• [Requirements] Leave out the pictures and repeat the data exactly.

• [Records for processing]

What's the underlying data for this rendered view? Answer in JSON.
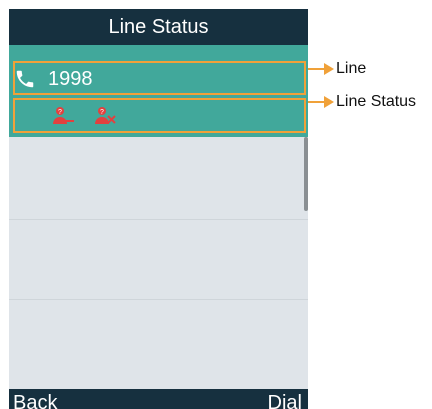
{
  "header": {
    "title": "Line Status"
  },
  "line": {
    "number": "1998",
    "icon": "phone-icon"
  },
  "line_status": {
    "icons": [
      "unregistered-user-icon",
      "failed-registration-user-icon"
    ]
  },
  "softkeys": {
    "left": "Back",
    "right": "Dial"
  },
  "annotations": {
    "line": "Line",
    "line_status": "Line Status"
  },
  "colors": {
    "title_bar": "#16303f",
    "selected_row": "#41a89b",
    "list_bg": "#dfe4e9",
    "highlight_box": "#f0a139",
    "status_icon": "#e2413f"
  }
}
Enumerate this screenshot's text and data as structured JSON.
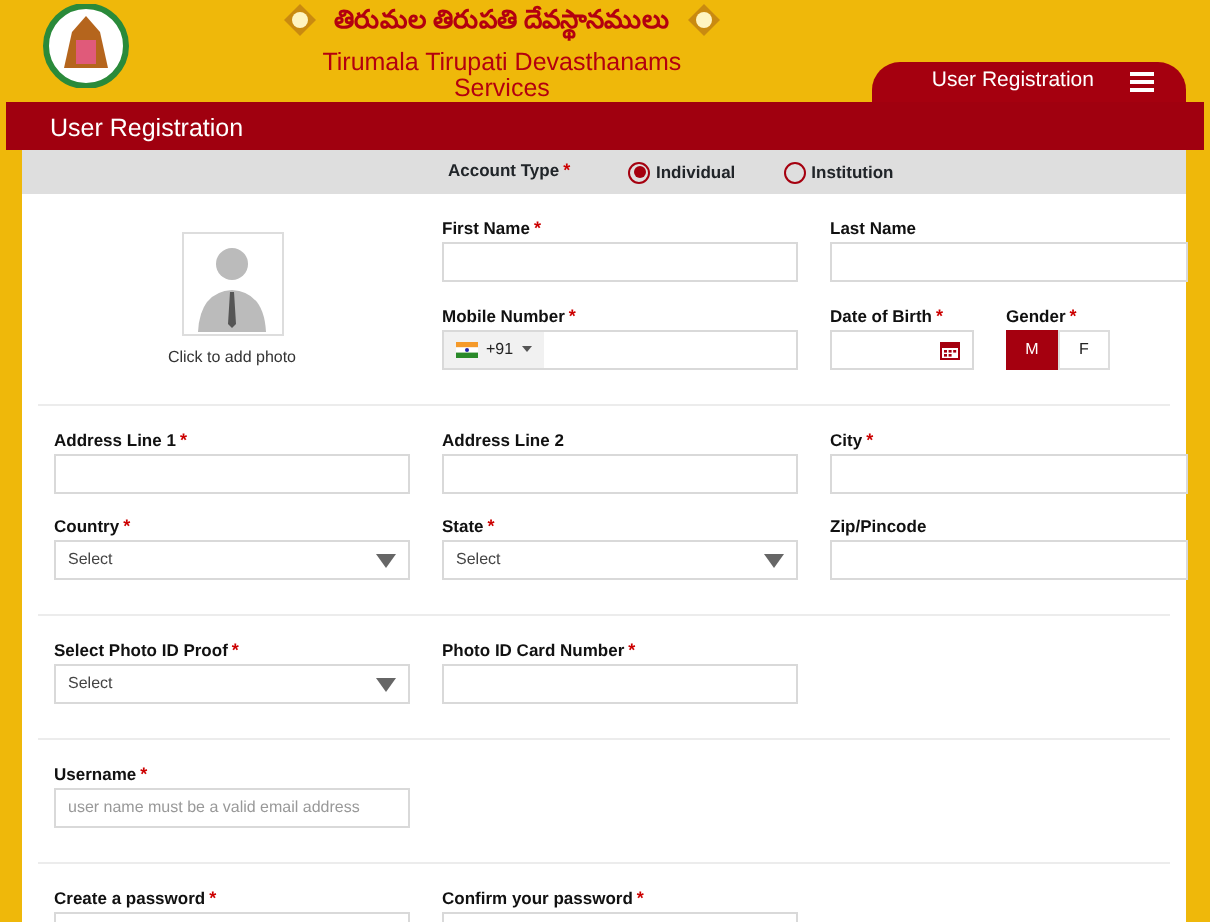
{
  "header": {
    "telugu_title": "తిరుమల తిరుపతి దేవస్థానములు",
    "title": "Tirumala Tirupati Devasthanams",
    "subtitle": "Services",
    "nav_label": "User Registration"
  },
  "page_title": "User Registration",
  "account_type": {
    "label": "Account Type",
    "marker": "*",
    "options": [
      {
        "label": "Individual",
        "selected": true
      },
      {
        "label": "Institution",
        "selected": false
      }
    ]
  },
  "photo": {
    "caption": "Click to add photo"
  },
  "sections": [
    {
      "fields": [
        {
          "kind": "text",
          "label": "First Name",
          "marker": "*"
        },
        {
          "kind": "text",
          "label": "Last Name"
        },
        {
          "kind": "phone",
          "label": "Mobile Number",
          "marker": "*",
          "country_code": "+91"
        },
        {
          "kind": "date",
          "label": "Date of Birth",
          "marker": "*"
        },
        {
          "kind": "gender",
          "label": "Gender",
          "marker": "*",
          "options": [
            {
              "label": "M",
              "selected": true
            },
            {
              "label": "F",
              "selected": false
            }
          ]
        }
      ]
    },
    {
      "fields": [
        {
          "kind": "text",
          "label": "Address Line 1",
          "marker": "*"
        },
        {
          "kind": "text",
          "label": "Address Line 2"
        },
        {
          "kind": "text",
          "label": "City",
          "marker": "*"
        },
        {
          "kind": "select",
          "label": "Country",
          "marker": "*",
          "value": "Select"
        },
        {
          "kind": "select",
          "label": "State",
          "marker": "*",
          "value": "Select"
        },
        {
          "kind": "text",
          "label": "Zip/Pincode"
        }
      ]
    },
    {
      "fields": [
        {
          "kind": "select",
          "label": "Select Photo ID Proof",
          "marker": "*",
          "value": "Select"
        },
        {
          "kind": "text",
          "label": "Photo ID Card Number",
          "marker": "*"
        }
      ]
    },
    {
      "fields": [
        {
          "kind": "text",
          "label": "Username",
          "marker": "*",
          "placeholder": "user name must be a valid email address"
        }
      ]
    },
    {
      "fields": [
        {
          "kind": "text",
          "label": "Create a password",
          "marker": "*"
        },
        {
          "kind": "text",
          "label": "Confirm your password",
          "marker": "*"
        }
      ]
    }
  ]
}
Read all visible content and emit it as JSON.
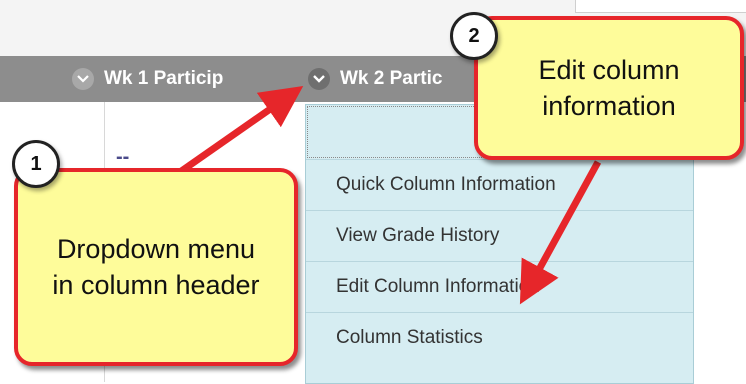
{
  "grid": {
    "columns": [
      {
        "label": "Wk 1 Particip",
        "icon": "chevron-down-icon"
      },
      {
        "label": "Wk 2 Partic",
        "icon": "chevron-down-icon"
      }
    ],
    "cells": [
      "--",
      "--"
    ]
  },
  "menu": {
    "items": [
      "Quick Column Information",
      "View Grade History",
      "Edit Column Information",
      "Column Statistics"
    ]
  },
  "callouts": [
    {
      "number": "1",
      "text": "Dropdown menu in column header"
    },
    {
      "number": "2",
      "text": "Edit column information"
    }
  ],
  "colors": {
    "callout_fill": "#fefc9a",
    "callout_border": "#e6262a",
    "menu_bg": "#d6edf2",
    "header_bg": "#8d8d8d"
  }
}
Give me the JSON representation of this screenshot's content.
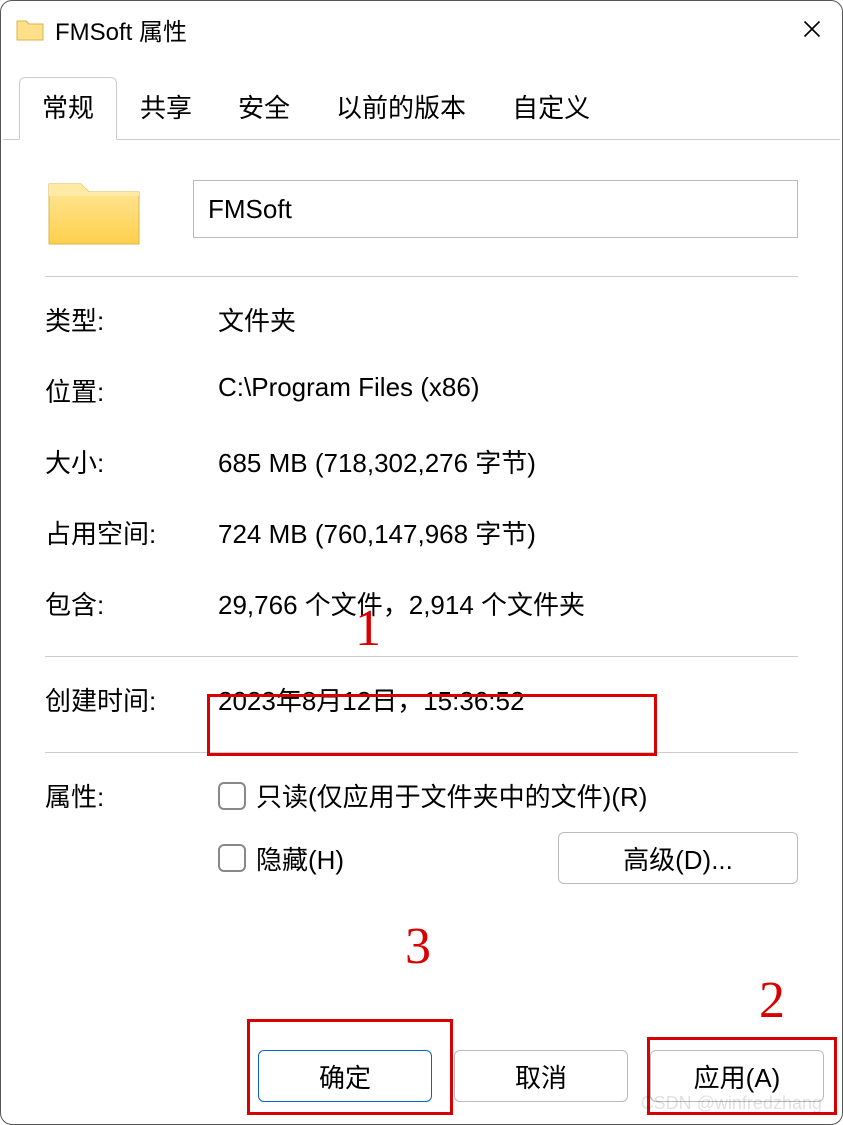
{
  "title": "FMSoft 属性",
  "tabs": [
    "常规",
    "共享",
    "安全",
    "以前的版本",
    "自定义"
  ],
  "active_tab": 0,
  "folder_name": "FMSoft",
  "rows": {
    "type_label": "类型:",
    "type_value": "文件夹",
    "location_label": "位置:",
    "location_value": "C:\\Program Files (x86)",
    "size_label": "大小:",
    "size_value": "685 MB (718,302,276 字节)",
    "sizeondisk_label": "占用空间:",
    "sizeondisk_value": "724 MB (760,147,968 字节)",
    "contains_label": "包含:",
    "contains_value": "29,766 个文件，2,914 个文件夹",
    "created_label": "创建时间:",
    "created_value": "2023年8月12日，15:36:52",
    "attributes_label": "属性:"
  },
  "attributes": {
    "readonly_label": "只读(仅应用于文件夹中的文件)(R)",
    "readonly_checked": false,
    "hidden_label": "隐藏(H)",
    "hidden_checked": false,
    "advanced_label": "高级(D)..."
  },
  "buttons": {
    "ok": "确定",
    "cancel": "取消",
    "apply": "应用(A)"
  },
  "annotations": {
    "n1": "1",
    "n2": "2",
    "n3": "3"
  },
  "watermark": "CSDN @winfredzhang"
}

• [Exercise result]
What's the underlying data for this rendered view? Answer in JSON.
{
  "header": {
    "title": "Line Status"
  },
  "line": {
    "number": "1998",
    "icon": "phone-icon"
  },
  "line_status": {
    "icons": [
      "unregistered-user-icon",
      "failed-registration-user-icon"
    ]
  },
  "softkeys": {
    "left": "Back",
    "right": "Dial"
  },
  "annotations": {
    "line": "Line",
    "line_status": "Line Status"
  },
  "colors": {
    "title_bar": "#16303f",
    "selected_row": "#41a89b",
    "list_bg": "#dfe4e9",
    "highlight_box": "#f0a139",
    "status_icon": "#e2413f"
  }
}
Enumerate this screenshot's text and data as structured JSON.
{
  "header": {
    "telugu_title": "తిరుమల తిరుపతి దేవస్థానములు",
    "title": "Tirumala Tirupati Devasthanams",
    "subtitle": "Services",
    "nav_label": "User Registration"
  },
  "page_title": "User Registration",
  "account_type": {
    "label": "Account Type",
    "marker": "*",
    "options": [
      {
        "label": "Individual",
        "selected": true
      },
      {
        "label": "Institution",
        "selected": false
      }
    ]
  },
  "photo": {
    "caption": "Click to add photo"
  },
  "sections": [
    {
      "fields": [
        {
          "kind": "text",
          "label": "First Name",
          "marker": "*"
        },
        {
          "kind": "text",
          "label": "Last Name"
        },
        {
          "kind": "phone",
          "label": "Mobile Number",
          "marker": "*",
          "country_code": "+91"
        },
        {
          "kind": "date",
          "label": "Date of Birth",
          "marker": "*"
        },
        {
          "kind": "gender",
          "label": "Gender",
          "marker": "*",
          "options": [
            {
              "label": "M",
              "selected": true
            },
            {
              "label": "F",
              "selected": false
            }
          ]
        }
      ]
    },
    {
      "fields": [
        {
          "kind": "text",
          "label": "Address Line 1",
          "marker": "*"
        },
        {
          "kind": "text",
          "label": "Address Line 2"
        },
        {
          "kind": "text",
          "label": "City",
          "marker": "*"
        },
        {
          "kind": "select",
          "label": "Country",
          "marker": "*",
          "value": "Select"
        },
        {
          "kind": "select",
          "label": "State",
          "marker": "*",
          "value": "Select"
        },
        {
          "kind": "text",
          "label": "Zip/Pincode"
        }
      ]
    },
    {
      "fields": [
        {
          "kind": "select",
          "label": "Select Photo ID Proof",
          "marker": "*",
          "value": "Select"
        },
        {
          "kind": "text",
          "label": "Photo ID Card Number",
          "marker": "*"
        }
      ]
    },
    {
      "fields": [
        {
          "kind": "text",
          "label": "Username",
          "marker": "*",
          "placeholder": "user name must be a valid email address"
        }
      ]
    },
    {
      "fields": [
        {
          "kind": "text",
          "label": "Create a password",
          "marker": "*"
        },
        {
          "kind": "text",
          "label": "Confirm your password",
          "marker": "*"
        }
      ]
    }
  ]
}
Read all visible content and emit it as JSON.
{
  "grid": {
    "columns": [
      {
        "label": "Wk 1 Particip",
        "icon": "chevron-down-icon"
      },
      {
        "label": "Wk 2 Partic",
        "icon": "chevron-down-icon"
      }
    ],
    "cells": [
      "--",
      "--"
    ]
  },
  "menu": {
    "items": [
      "Quick Column Information",
      "View Grade History",
      "Edit Column Information",
      "Column Statistics"
    ]
  },
  "callouts": [
    {
      "number": "1",
      "text": "Dropdown menu in column header"
    },
    {
      "number": "2",
      "text": "Edit column information"
    }
  ],
  "colors": {
    "callout_fill": "#fefc9a",
    "callout_border": "#e6262a",
    "menu_bg": "#d6edf2",
    "header_bg": "#8d8d8d"
  }
}
Give me the JSON representation of this screenshot's content.
{
  "title": "FMSoft 属性",
  "tabs": [
    "常规",
    "共享",
    "安全",
    "以前的版本",
    "自定义"
  ],
  "active_tab": 0,
  "folder_name": "FMSoft",
  "rows": {
    "type_label": "类型:",
    "type_value": "文件夹",
    "location_label": "位置:",
    "location_value": "C:\\Program Files (x86)",
    "size_label": "大小:",
    "size_value": "685 MB (718,302,276 字节)",
    "sizeondisk_label": "占用空间:",
    "sizeondisk_value": "724 MB (760,147,968 字节)",
    "contains_label": "包含:",
    "contains_value": "29,766 个文件，2,914 个文件夹",
    "created_label": "创建时间:",
    "created_value": "2023年8月12日，15:36:52",
    "attributes_label": "属性:"
  },
  "attributes": {
    "readonly_label": "只读(仅应用于文件夹中的文件)(R)",
    "readonly_checked": false,
    "hidden_label": "隐藏(H)",
    "hidden_checked": false,
    "advanced_label": "高级(D)..."
  },
  "buttons": {
    "ok": "确定",
    "cancel": "取消",
    "apply": "应用(A)"
  },
  "annotations": {
    "n1": "1",
    "n2": "2",
    "n3": "3"
  },
  "watermark": "CSDN @winfredzhang"
}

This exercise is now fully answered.